**GIVEN EXERCISE**
The records below must be duplicated exactly, character for character.

**DATA PROVIDED**
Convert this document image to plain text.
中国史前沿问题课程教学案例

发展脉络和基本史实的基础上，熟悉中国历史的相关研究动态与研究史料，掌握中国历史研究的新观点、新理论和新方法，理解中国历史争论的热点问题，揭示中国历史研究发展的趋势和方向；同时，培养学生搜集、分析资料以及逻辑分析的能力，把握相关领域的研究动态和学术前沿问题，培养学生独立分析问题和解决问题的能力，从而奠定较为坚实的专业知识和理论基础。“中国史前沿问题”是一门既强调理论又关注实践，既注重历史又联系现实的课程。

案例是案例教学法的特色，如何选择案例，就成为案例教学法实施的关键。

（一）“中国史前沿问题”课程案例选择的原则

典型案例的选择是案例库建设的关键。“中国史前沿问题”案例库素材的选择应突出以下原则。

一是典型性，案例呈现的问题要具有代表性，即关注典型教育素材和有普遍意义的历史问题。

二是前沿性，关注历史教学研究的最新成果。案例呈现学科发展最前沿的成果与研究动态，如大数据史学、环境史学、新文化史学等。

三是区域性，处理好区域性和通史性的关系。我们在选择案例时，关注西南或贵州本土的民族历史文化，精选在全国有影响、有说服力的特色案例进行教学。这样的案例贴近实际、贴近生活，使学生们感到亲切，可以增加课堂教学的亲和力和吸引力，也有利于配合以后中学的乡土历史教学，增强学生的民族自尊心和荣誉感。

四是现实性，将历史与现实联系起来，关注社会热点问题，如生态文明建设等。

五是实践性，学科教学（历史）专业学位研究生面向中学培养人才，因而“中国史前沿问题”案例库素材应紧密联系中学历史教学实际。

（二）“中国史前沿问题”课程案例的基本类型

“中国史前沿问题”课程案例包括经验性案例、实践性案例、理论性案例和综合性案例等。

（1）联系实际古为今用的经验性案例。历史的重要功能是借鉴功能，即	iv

**IN RESPONSE**
Convert this document image to plain text.
中国史前沿问题课程教学案例

发展脉络和基本史实的基础上，熟悉中国历史的相关研究动态与研究史料，掌握中国历史研究的新观点、新理论和新方法，理解中国历史争论的热点问题，揭示中国历史研究发展的趋势和方向；同时，培养学生搜集、分析资料以及逻辑分析的能力，把握相关领域的研究动态和学术前沿问题，培养学生独立分析问题和解决问题的能力，从而奠定较为坚实的专业知识和理论基础。“中国史前沿问题”是一门既强调理论又关注实践，既注重历史又联系现实的课程。

案例是案例教学法的特色，如何选择案例，就成为案例教学法实施的关键。

（一）“中国史前沿问题”课程案例选择的原则

典型案例的选择是案例库建设的关键。“中国史前沿问题”案例库素材的选择应突出以下原则。

一是典型性，案例呈现的问题要具有代表性，即关注典型教育素材和有普遍意义的历史问题。

二是前沿性，关注历史教学研究的最新成果。案例呈现学科发展最前沿的成果与研究动态，如大数据史学、环境史学、新文化史学等。

三是区域性，处理好区域性和通史性的关系。我们在选择案例时，关注西南或贵州本土的民族历史文化，精选在全国有影响、有说服力的特色案例进行教学。这样的案例贴近实际、贴近生活，使学生们感到亲切，可以增加课堂教学的亲和力和吸引力，也有利于配合以后中学的乡土历史教学，增强学生的民族自尊心和荣誉感。

四是现实性，将历史与现实联系起来，关注社会热点问题，如生态文明建设等。

五是实践性，学科教学（历史）专业学位研究生面向中学培养人才，因而“中国史前沿问题”案例库素材应紧密联系中学历史教学实际。

（二）“中国史前沿问题”课程案例的基本类型

“中国史前沿问题”课程案例包括经验性案例、实践性案例、理论性案例和综合性案例等。

（1）联系实际古为今用的经验性案例。历史的重要功能是借鉴功能，即	iv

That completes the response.